→ **EXERCISE PROMPT**: Repeat every line exactly, keeping the pictures out of the copy.

** START OF RECORDED INFORMATION **

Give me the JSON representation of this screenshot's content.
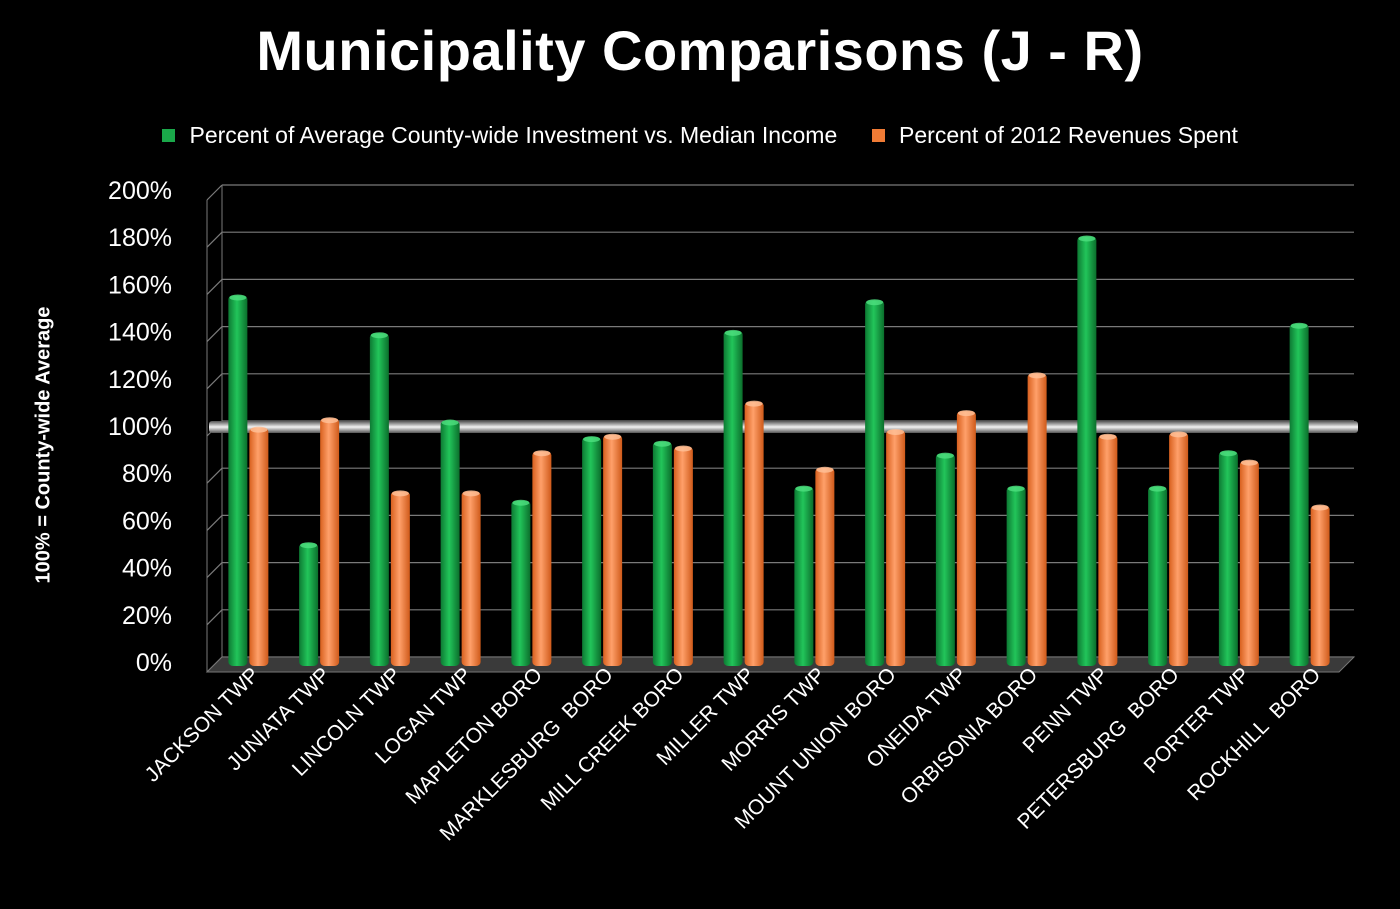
{
  "chart_data": {
    "type": "bar",
    "title": "Municipality Comparisons (J - R)",
    "ylabel": "100% = County-wide Average",
    "xlabel": "",
    "ylim": [
      0,
      200
    ],
    "y_ticks": [
      "0%",
      "20%",
      "40%",
      "60%",
      "80%",
      "100%",
      "120%",
      "140%",
      "160%",
      "180%",
      "200%"
    ],
    "reference_line": 100,
    "grid": true,
    "legend_position": "top",
    "categories": [
      "JACKSON TWP",
      "JUNIATA TWP",
      "LINCOLN TWP",
      "LOGAN TWP",
      "MAPLETON BORO",
      "MARKLESBURG  BORO",
      "MILL CREEK BORO",
      "MILLER TWP",
      "MORRIS TWP",
      "MOUNT UNION BORO",
      "ONEIDA TWP",
      "ORBISONIA BORO",
      "PENN TWP",
      "PETERSBURG  BORO",
      "PORTER TWP",
      "ROCKHILL  BORO"
    ],
    "series": [
      {
        "name": "Percent of Average County-wide Investment vs. Median Income",
        "color": "#1aa84a",
        "values": [
          157,
          52,
          141,
          104,
          70,
          97,
          95,
          142,
          76,
          155,
          90,
          76,
          182,
          76,
          91,
          145
        ]
      },
      {
        "name": "Percent of 2012 Revenues Spent",
        "color": "#f07b35",
        "values": [
          101,
          105,
          74,
          74,
          91,
          98,
          93,
          112,
          84,
          100,
          108,
          124,
          98,
          99,
          87,
          68
        ]
      }
    ]
  }
}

** END OF RECORDED INFORMATION **

→ **SOLUTION**:
Give me the JSON representation of this screenshot's content.
{
  "chart_data": {
    "type": "bar",
    "title": "Municipality Comparisons (J - R)",
    "ylabel": "100% = County-wide Average",
    "xlabel": "",
    "ylim": [
      0,
      200
    ],
    "y_ticks": [
      "0%",
      "20%",
      "40%",
      "60%",
      "80%",
      "100%",
      "120%",
      "140%",
      "160%",
      "180%",
      "200%"
    ],
    "reference_line": 100,
    "grid": true,
    "legend_position": "top",
    "categories": [
      "JACKSON TWP",
      "JUNIATA TWP",
      "LINCOLN TWP",
      "LOGAN TWP",
      "MAPLETON BORO",
      "MARKLESBURG  BORO",
      "MILL CREEK BORO",
      "MILLER TWP",
      "MORRIS TWP",
      "MOUNT UNION BORO",
      "ONEIDA TWP",
      "ORBISONIA BORO",
      "PENN TWP",
      "PETERSBURG  BORO",
      "PORTER TWP",
      "ROCKHILL  BORO"
    ],
    "series": [
      {
        "name": "Percent of Average County-wide Investment vs. Median Income",
        "color": "#1aa84a",
        "values": [
          157,
          52,
          141,
          104,
          70,
          97,
          95,
          142,
          76,
          155,
          90,
          76,
          182,
          76,
          91,
          145
        ]
      },
      {
        "name": "Percent of 2012 Revenues Spent",
        "color": "#f07b35",
        "values": [
          101,
          105,
          74,
          74,
          91,
          98,
          93,
          112,
          84,
          100,
          108,
          124,
          98,
          99,
          87,
          68
        ]
      }
    ]
  }
}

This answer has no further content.